OBJECTIVE => The exercise asks you to copy every line below in which "name" appears.

(Stored data)
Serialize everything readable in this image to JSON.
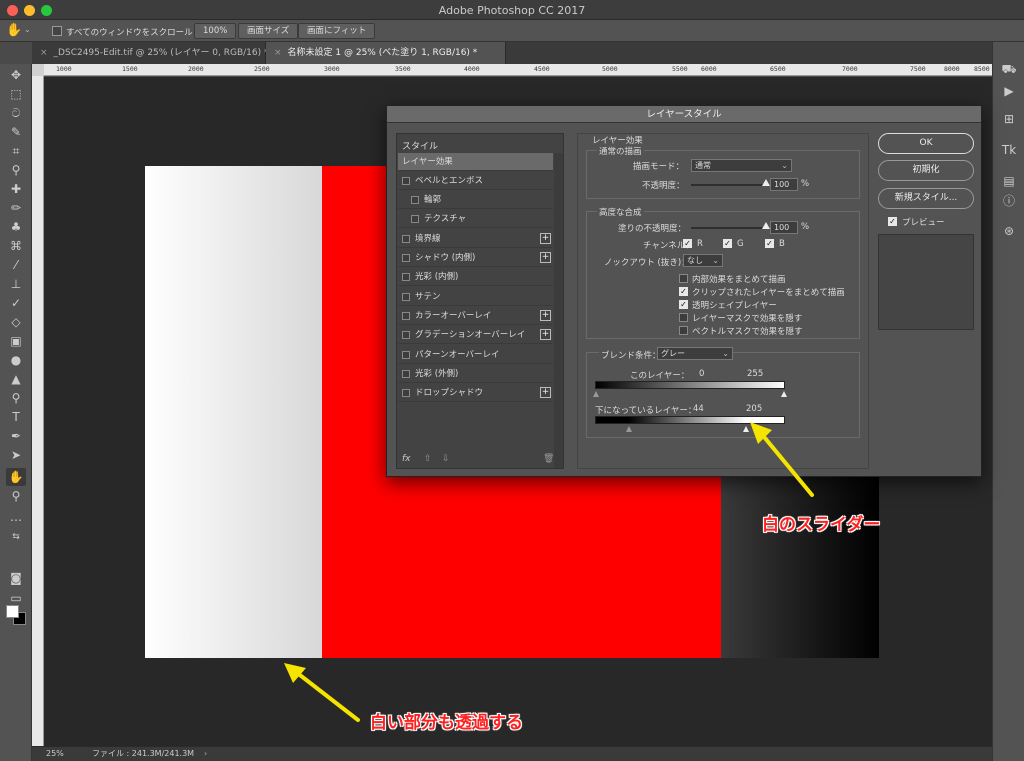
{
  "window": {
    "app_title": "Adobe Photoshop CC 2017"
  },
  "options_bar": {
    "scroll_all_label": "すべてのウィンドウをスクロール",
    "zoom_100": "100%",
    "fit_screen_size": "画面サイズ",
    "fit_screen": "画面にフィット"
  },
  "tabs": [
    {
      "label": "_DSC2495-Edit.tif @ 25% (レイヤー 0, RGB/16) *"
    },
    {
      "label": "名称未設定 1 @ 25% (べた塗り 1, RGB/16) *"
    }
  ],
  "ruler": {
    "ticks": [
      "1000",
      "1500",
      "2000",
      "2500",
      "3000",
      "3500",
      "4000",
      "4500",
      "5000",
      "5500",
      "6000",
      "6500",
      "7000",
      "7500",
      "8000",
      "8500"
    ]
  },
  "status_bar": {
    "zoom": "25%",
    "file_info": "ファイル : 241.3M/241.3M"
  },
  "dialog": {
    "title": "レイヤースタイル",
    "styles_header": "スタイル",
    "style_items": [
      {
        "label": "レイヤー効果"
      },
      {
        "label": "ベベルとエンボス"
      },
      {
        "label": "輪郭"
      },
      {
        "label": "テクスチャ"
      },
      {
        "label": "境界線"
      },
      {
        "label": "シャドウ (内側)"
      },
      {
        "label": "光彩 (内側)"
      },
      {
        "label": "サテン"
      },
      {
        "label": "カラーオーバーレイ"
      },
      {
        "label": "グラデーションオーバーレイ"
      },
      {
        "label": "パターンオーバーレイ"
      },
      {
        "label": "光彩 (外側)"
      },
      {
        "label": "ドロップシャドウ"
      }
    ],
    "fx_label": "fx",
    "blending": {
      "section_title": "レイヤー効果",
      "general_title": "通常の描画",
      "blend_mode_label": "描画モード：",
      "blend_mode_value": "通常",
      "opacity_label": "不透明度：",
      "opacity_value": "100",
      "percent": "%",
      "advanced_title": "高度な合成",
      "fill_opacity_label": "塗りの不透明度：",
      "fill_opacity_value": "100",
      "channel_label": "チャンネル：",
      "channel_r": "R",
      "channel_g": "G",
      "channel_b": "B",
      "knockout_label": "ノックアウト (抜き)：",
      "knockout_value": "なし",
      "options": [
        {
          "label": "内部効果をまとめて描画",
          "checked": false
        },
        {
          "label": "クリップされたレイヤーをまとめて描画",
          "checked": true
        },
        {
          "label": "透明シェイプレイヤー",
          "checked": true
        },
        {
          "label": "レイヤーマスクで効果を隠す",
          "checked": false
        },
        {
          "label": "ベクトルマスクで効果を隠す",
          "checked": false
        }
      ],
      "blend_if_label": "ブレンド条件：",
      "blend_if_value": "グレー",
      "this_layer_label": "このレイヤー：",
      "this_layer_low": "0",
      "this_layer_high": "255",
      "underlying_label": "下になっているレイヤー：",
      "underlying_low": "44",
      "underlying_high": "205"
    },
    "buttons": {
      "ok": "OK",
      "reset": "初期化",
      "new_style": "新規スタイル...",
      "preview": "プレビュー"
    }
  },
  "annotations": {
    "white_slider": "白のスライダー",
    "white_transparent": "白い部分も透過する"
  },
  "colors": {
    "red": "#ff0000",
    "annotation": "#ff2020",
    "arrow": "#f5e400"
  }
}
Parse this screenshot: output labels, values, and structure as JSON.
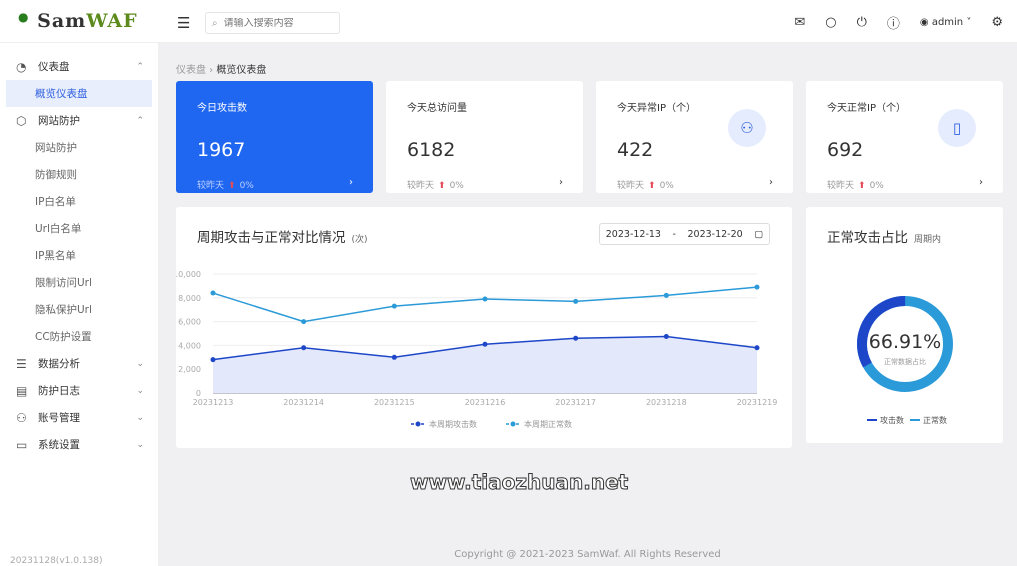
{
  "header": {
    "logo": "SamWAF",
    "logo_sam": "Sam",
    "logo_waf": "WAF",
    "search_placeholder": "请输入搜索内容",
    "user": "admin"
  },
  "sidebar": {
    "items": [
      {
        "label": "仪表盘",
        "icon": "dashboard-icon",
        "type": "group",
        "expanded": true
      },
      {
        "label": "概览仪表盘",
        "type": "sub",
        "active": true
      },
      {
        "label": "网站防护",
        "icon": "shield-icon",
        "type": "group",
        "expanded": true
      },
      {
        "label": "网站防护",
        "type": "sub"
      },
      {
        "label": "防御规则",
        "type": "sub"
      },
      {
        "label": "IP白名单",
        "type": "sub"
      },
      {
        "label": "Url白名单",
        "type": "sub"
      },
      {
        "label": "IP黑名单",
        "type": "sub"
      },
      {
        "label": "限制访问Url",
        "type": "sub"
      },
      {
        "label": "隐私保护Url",
        "type": "sub"
      },
      {
        "label": "CC防护设置",
        "type": "sub"
      },
      {
        "label": "数据分析",
        "icon": "chart-icon",
        "type": "group",
        "expanded": false
      },
      {
        "label": "防护日志",
        "icon": "log-icon",
        "type": "group",
        "expanded": false
      },
      {
        "label": "账号管理",
        "icon": "users-icon",
        "type": "group",
        "expanded": false
      },
      {
        "label": "系统设置",
        "icon": "settings-icon",
        "type": "group",
        "expanded": false
      }
    ],
    "version": "20231128(v1.0.138)"
  },
  "breadcrumb": {
    "parent": "仪表盘",
    "current": "概览仪表盘"
  },
  "stats": [
    {
      "title": "今日攻击数",
      "value": "1967",
      "compare": "较昨天",
      "change": "0%"
    },
    {
      "title": "今天总访问量",
      "value": "6182",
      "compare": "较昨天",
      "change": "0%"
    },
    {
      "title": "今天异常IP（个）",
      "value": "422",
      "compare": "较昨天",
      "change": "0%",
      "icon": "users-icon"
    },
    {
      "title": "今天正常IP（个）",
      "value": "692",
      "compare": "较昨天",
      "change": "0%",
      "icon": "file-icon"
    }
  ],
  "trend": {
    "title": "周期攻击与正常对比情况",
    "unit": "(次)",
    "date_start": "2023-12-13",
    "date_sep": "-",
    "date_end": "2023-12-20"
  },
  "pie": {
    "title": "正常攻击占比",
    "subtitle": "周期内",
    "percent": "66.91%",
    "center_label": "正常数据占比",
    "legend": [
      "攻击数",
      "正常数"
    ]
  },
  "chart_data": {
    "type": "line",
    "categories": [
      "20231213",
      "20231214",
      "20231215",
      "20231216",
      "20231217",
      "20231218",
      "20231219"
    ],
    "yticks": [
      "0",
      "2,000",
      "4,000",
      "6,000",
      "8,000",
      "10,000"
    ],
    "ylim": [
      0,
      10000
    ],
    "legend_position": "bottom",
    "series": [
      {
        "name": "本周期攻击数",
        "color": "#1d47c8",
        "values": [
          2800,
          3800,
          3000,
          4100,
          4600,
          4750,
          3800
        ]
      },
      {
        "name": "本周期正常数",
        "color": "#2a9ad8",
        "values": [
          8400,
          6000,
          7300,
          7900,
          7700,
          8200,
          8900
        ]
      }
    ]
  },
  "footer": "Copyright @ 2021-2023 SamWaf. All Rights Reserved",
  "watermark": "www.tiaozhuan.net"
}
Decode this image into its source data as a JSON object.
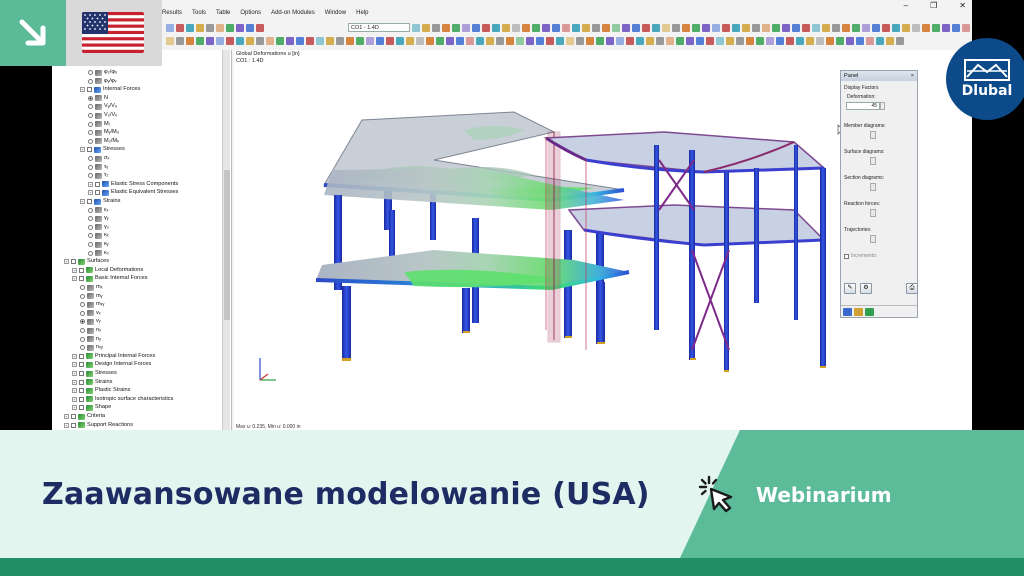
{
  "app": {
    "menu": [
      "Results",
      "Tools",
      "Table",
      "Options",
      "Add-on Modules",
      "Window",
      "Help"
    ],
    "load_case": "CO1 - 1.4D",
    "window_controls": [
      "–",
      "❐",
      "✕"
    ]
  },
  "navigator": {
    "items": [
      {
        "label": "φ₂/φᵤ",
        "indent": 3,
        "type": "radio"
      },
      {
        "label": "φᵧ/φᵥ",
        "indent": 3,
        "type": "radio"
      },
      {
        "label": "Internal Forces",
        "indent": 2,
        "type": "folder"
      },
      {
        "label": "N",
        "indent": 3,
        "type": "radio",
        "on": true
      },
      {
        "label": "Vᵧ/Vᵤ",
        "indent": 3,
        "type": "radio"
      },
      {
        "label": "V₂/Vᵥ",
        "indent": 3,
        "type": "radio"
      },
      {
        "label": "Mₜ",
        "indent": 3,
        "type": "radio"
      },
      {
        "label": "Mᵧ/Mᵤ",
        "indent": 3,
        "type": "radio"
      },
      {
        "label": "M₂/Mᵥ",
        "indent": 3,
        "type": "radio"
      },
      {
        "label": "Stresses",
        "indent": 2,
        "type": "folder"
      },
      {
        "label": "σₓ",
        "indent": 3,
        "type": "radio"
      },
      {
        "label": "τᵧ",
        "indent": 3,
        "type": "radio"
      },
      {
        "label": "τ₂",
        "indent": 3,
        "type": "radio"
      },
      {
        "label": "Elastic Stress Components",
        "indent": 3,
        "type": "folder"
      },
      {
        "label": "Elastic Equivalent Stresses",
        "indent": 3,
        "type": "folder"
      },
      {
        "label": "Strains",
        "indent": 2,
        "type": "folder"
      },
      {
        "label": "εₓ",
        "indent": 3,
        "type": "radio"
      },
      {
        "label": "γᵧ",
        "indent": 3,
        "type": "radio"
      },
      {
        "label": "γ₂",
        "indent": 3,
        "type": "radio"
      },
      {
        "label": "κₓ",
        "indent": 3,
        "type": "radio"
      },
      {
        "label": "κᵧ",
        "indent": 3,
        "type": "radio"
      },
      {
        "label": "κ₂",
        "indent": 3,
        "type": "radio"
      },
      {
        "label": "Surfaces",
        "indent": 0,
        "type": "root"
      },
      {
        "label": "Local Deformations",
        "indent": 1,
        "type": "folder"
      },
      {
        "label": "Basic Internal Forces",
        "indent": 1,
        "type": "folder"
      },
      {
        "label": "mₓ",
        "indent": 2,
        "type": "radio"
      },
      {
        "label": "mᵧ",
        "indent": 2,
        "type": "radio"
      },
      {
        "label": "mₓᵧ",
        "indent": 2,
        "type": "radio"
      },
      {
        "label": "vₓ",
        "indent": 2,
        "type": "radio"
      },
      {
        "label": "vᵧ",
        "indent": 2,
        "type": "radio",
        "on": true
      },
      {
        "label": "nₓ",
        "indent": 2,
        "type": "radio"
      },
      {
        "label": "nᵧ",
        "indent": 2,
        "type": "radio"
      },
      {
        "label": "nₓᵧ",
        "indent": 2,
        "type": "radio"
      },
      {
        "label": "Principal Internal Forces",
        "indent": 1,
        "type": "folder"
      },
      {
        "label": "Design Internal Forces",
        "indent": 1,
        "type": "folder"
      },
      {
        "label": "Stresses",
        "indent": 1,
        "type": "folder"
      },
      {
        "label": "Strains",
        "indent": 1,
        "type": "folder"
      },
      {
        "label": "Plastic Strains",
        "indent": 1,
        "type": "folder"
      },
      {
        "label": "Isotropic surface characteristics",
        "indent": 1,
        "type": "folder"
      },
      {
        "label": "Shape",
        "indent": 1,
        "type": "folder"
      },
      {
        "label": "Criteria",
        "indent": 0,
        "type": "root"
      },
      {
        "label": "Support Reactions",
        "indent": 0,
        "type": "root"
      }
    ]
  },
  "viewport": {
    "title": "Global Deformations u [in]",
    "subtitle": "CO1 : 1.4D",
    "status": "Max u: 0.235, Min u: 0.000 in"
  },
  "panel": {
    "title": "Panel",
    "close": "×",
    "display_factors": "Display Factors",
    "deformation_label": "Deformation:",
    "deformation_value": "45",
    "member_diagrams": "Member diagrams:",
    "surface_diagrams": "Surface diagrams:",
    "section_diagrams": "Section diagrams:",
    "reaction_forces": "Reaction forces:",
    "trajectories": "Trajectories:",
    "increments": "Increments:"
  },
  "banner": {
    "title": "Zaawansowane modelowanie (USA)",
    "label": "Webinarium"
  },
  "brand": {
    "name": "Dlubal",
    "accent": "#5bbb98",
    "navy": "#1e2c64",
    "dlubal_blue": "#0d4a8a",
    "dark_green": "#238f66"
  },
  "icons": [
    "arrow-down-right-icon",
    "us-flag-icon",
    "dlubal-logo-icon",
    "click-cursor-icon",
    "axes-icon"
  ]
}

ANSWER BELOW =>
        "name": "本周期攻击数",
        "name": "本周期正常数",
    "name": "Dlubal",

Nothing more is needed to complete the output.